------ Items ------
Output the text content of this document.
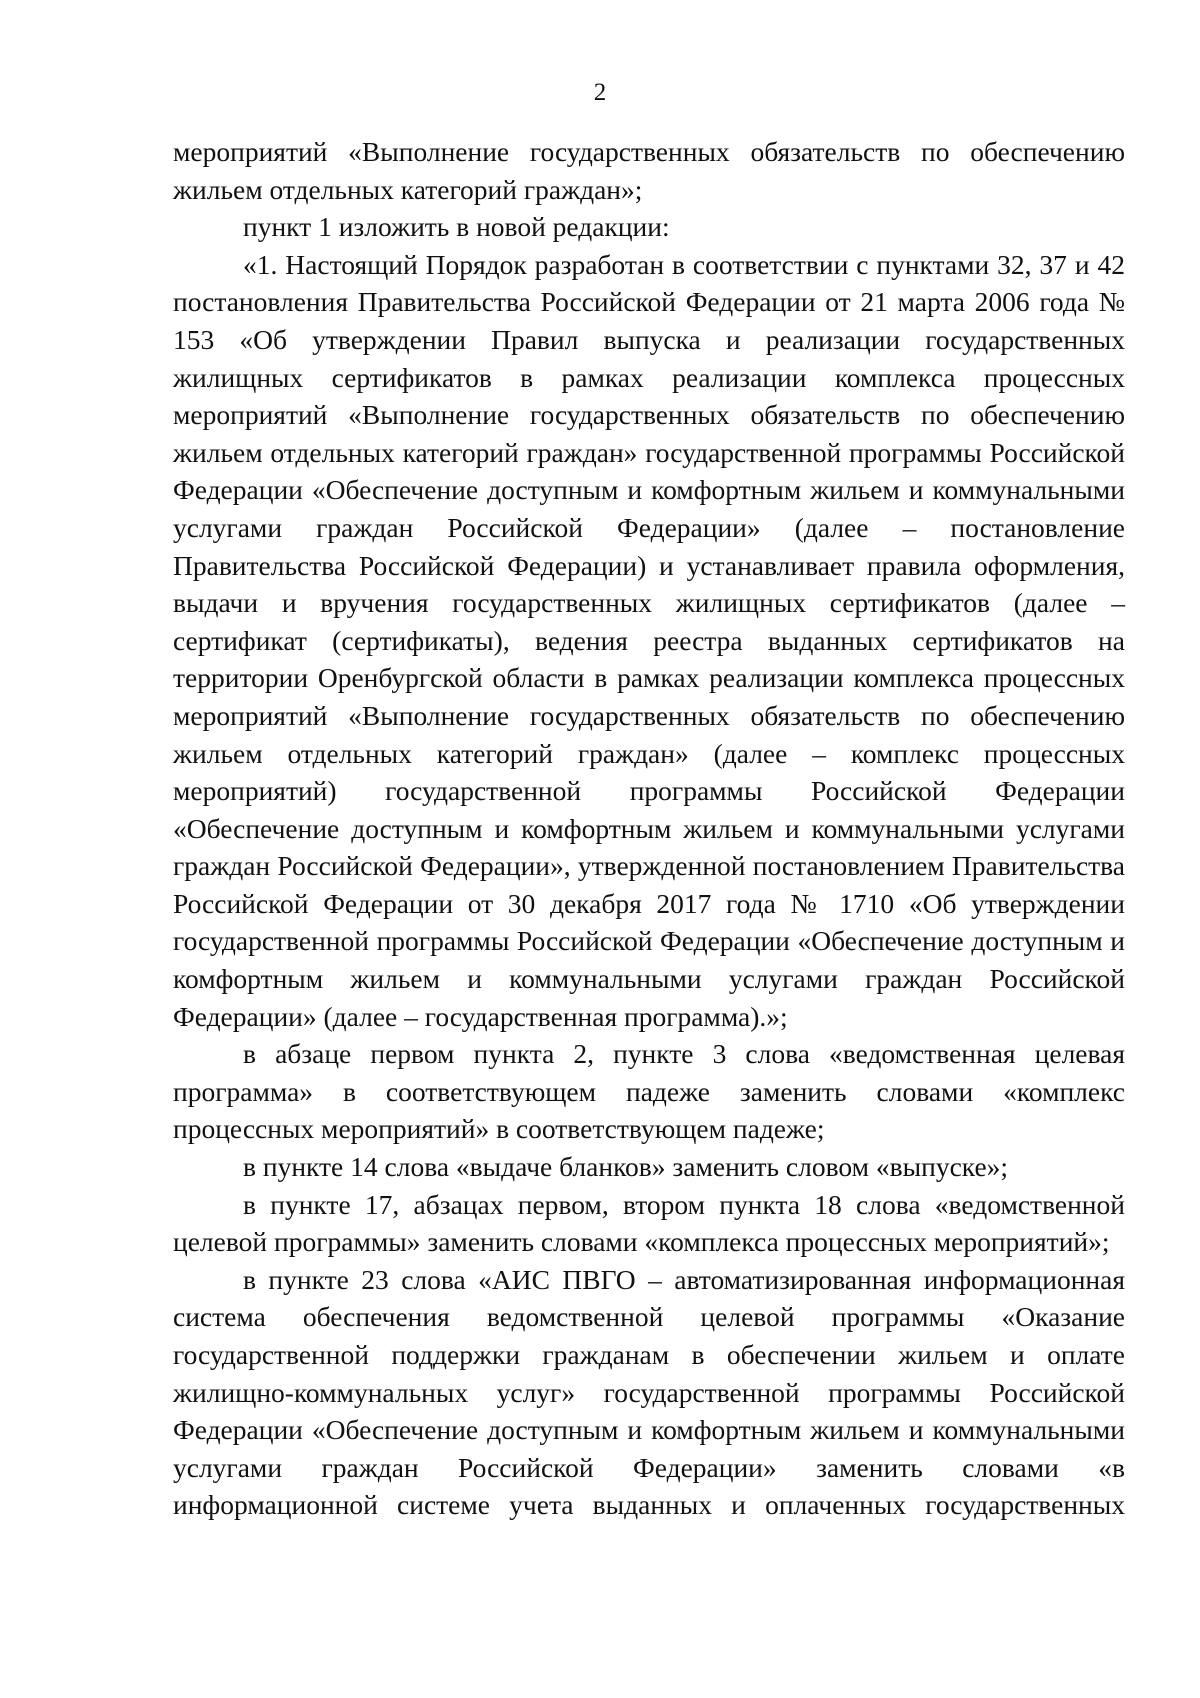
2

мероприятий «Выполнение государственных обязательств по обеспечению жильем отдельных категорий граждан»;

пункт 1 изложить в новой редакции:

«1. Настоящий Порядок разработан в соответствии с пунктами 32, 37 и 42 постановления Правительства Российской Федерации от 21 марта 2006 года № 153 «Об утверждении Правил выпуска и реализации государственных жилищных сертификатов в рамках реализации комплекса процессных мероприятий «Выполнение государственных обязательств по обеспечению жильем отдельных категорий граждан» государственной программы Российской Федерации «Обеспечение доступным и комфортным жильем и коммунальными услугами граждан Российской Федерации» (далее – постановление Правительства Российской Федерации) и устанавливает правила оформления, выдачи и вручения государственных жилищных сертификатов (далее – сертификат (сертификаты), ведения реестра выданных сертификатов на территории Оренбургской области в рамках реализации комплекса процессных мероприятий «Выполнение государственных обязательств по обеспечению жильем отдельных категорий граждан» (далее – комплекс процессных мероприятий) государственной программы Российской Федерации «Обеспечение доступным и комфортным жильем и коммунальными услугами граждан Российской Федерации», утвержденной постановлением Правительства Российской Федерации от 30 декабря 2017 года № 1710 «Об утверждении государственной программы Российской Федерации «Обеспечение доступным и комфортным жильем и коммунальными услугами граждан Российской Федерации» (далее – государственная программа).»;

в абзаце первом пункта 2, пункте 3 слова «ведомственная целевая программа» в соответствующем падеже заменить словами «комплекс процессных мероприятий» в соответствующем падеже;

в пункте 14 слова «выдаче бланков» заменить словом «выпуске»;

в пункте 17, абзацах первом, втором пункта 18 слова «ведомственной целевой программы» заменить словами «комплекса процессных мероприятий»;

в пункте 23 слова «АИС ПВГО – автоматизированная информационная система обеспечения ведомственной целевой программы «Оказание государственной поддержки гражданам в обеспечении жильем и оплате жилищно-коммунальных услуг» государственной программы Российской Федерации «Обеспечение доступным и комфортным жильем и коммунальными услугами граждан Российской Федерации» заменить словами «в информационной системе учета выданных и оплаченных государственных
------
------ Items ------
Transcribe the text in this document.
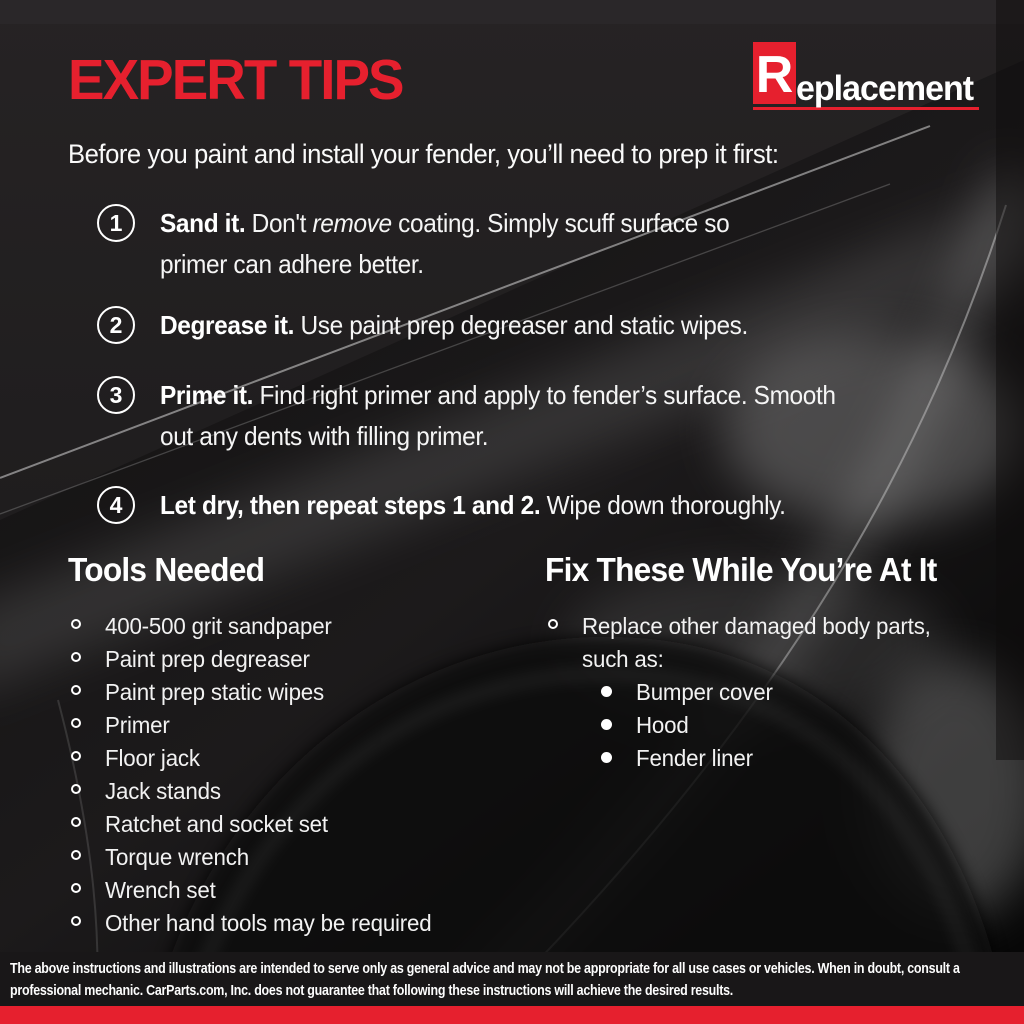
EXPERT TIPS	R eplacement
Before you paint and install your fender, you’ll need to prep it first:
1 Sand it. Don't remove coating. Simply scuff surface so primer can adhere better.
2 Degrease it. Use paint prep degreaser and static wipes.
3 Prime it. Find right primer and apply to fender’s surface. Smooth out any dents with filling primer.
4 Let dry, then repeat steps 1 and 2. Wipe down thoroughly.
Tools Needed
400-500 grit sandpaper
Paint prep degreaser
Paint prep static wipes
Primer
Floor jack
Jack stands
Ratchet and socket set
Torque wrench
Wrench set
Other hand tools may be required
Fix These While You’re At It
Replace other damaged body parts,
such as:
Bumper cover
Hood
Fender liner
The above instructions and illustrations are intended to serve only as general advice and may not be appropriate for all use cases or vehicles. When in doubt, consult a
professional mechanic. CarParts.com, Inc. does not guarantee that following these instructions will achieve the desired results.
------
◆ **Exercise requirements**
Gather each line of the records holding the string "ведомственной".

◆ **Task output**
в пункте 17, абзацах первом, втором пункта 18 слова «ведомственной целевой программы» заменить словами «комплекса процессных мероприятий»;
в пункте 23 слова «АИС ПВГО – автоматизированная информационная система обеспечения ведомственной целевой программы «Оказание государственной поддержки гражданам в обеспечении жильем и оплате жилищно-коммунальных услуг» государственной программы Российской Федерации «Обеспечение доступным и комфортным жильем и коммунальными услугами граждан Российской Федерации» заменить словами «в информационной системе учета выданных и оплаченных государственных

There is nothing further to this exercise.